Dataset rows:
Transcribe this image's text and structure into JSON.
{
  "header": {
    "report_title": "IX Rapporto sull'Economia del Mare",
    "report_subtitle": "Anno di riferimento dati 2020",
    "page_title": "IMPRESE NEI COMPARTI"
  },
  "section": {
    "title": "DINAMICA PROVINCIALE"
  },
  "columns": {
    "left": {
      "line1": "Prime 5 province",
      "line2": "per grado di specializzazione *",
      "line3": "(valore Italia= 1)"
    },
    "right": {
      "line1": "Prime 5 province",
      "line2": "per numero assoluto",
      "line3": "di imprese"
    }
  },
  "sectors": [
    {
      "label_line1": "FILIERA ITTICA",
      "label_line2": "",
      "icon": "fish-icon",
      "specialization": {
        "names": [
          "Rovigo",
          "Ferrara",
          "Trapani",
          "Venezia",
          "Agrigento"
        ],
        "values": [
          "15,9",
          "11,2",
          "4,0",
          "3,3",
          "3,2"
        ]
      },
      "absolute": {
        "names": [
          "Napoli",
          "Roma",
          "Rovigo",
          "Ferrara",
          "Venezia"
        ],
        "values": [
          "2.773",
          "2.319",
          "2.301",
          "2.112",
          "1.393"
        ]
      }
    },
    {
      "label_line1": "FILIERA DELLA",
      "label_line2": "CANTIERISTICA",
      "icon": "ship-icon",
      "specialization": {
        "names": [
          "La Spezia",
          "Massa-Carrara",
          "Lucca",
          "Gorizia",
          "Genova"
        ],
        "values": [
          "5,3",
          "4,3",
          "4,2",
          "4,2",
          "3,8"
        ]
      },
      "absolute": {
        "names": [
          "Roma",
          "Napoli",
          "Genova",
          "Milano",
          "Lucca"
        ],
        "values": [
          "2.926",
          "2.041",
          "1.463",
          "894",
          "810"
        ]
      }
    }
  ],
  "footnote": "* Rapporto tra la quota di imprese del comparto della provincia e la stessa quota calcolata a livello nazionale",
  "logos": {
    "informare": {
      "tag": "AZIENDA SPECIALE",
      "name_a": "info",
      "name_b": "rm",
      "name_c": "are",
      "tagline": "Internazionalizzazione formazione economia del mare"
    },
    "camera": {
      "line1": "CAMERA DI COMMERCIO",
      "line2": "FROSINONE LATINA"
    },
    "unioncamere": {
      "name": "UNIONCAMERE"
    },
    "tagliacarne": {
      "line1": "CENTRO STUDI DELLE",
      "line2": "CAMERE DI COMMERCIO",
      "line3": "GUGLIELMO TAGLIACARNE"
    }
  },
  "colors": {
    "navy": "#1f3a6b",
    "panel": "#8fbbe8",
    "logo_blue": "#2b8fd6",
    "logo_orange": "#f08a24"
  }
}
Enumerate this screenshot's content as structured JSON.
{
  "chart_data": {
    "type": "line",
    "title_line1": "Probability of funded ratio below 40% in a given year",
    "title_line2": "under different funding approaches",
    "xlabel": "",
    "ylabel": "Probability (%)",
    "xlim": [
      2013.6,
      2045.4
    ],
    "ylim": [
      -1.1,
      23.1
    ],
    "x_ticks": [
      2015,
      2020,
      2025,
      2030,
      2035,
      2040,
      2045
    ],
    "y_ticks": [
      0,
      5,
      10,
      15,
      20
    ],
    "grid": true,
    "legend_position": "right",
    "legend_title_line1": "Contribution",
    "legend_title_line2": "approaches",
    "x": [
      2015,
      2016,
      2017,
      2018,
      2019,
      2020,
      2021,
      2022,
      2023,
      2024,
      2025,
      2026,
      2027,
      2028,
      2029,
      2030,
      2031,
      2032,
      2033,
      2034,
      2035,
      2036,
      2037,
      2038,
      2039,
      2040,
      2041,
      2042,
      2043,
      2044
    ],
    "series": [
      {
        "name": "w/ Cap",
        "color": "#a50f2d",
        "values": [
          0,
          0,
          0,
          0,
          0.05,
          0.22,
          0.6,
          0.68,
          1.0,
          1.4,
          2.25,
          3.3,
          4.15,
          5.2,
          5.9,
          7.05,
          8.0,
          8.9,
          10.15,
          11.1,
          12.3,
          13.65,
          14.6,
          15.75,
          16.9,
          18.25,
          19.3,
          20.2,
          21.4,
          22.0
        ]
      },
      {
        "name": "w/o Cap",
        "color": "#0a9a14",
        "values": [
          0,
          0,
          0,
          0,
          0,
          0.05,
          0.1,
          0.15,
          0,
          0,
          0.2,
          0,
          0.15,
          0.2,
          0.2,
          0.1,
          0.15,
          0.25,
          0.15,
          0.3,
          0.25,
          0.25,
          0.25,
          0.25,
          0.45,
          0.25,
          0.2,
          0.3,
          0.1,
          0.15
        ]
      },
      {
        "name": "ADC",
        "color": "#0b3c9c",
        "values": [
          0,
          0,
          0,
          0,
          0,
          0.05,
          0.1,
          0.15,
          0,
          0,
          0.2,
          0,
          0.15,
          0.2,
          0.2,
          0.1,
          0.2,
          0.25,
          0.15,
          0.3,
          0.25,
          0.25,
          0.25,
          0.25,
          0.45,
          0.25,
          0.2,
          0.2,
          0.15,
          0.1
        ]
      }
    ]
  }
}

* TASK REQUIREMENTS
Copy down every line of the material above that includes the string "JSON".

* SOLUTION TO THE EXERCISE
Transcribe this image's text and structure into JSON.
Enumerate this screenshot's content as structured JSON.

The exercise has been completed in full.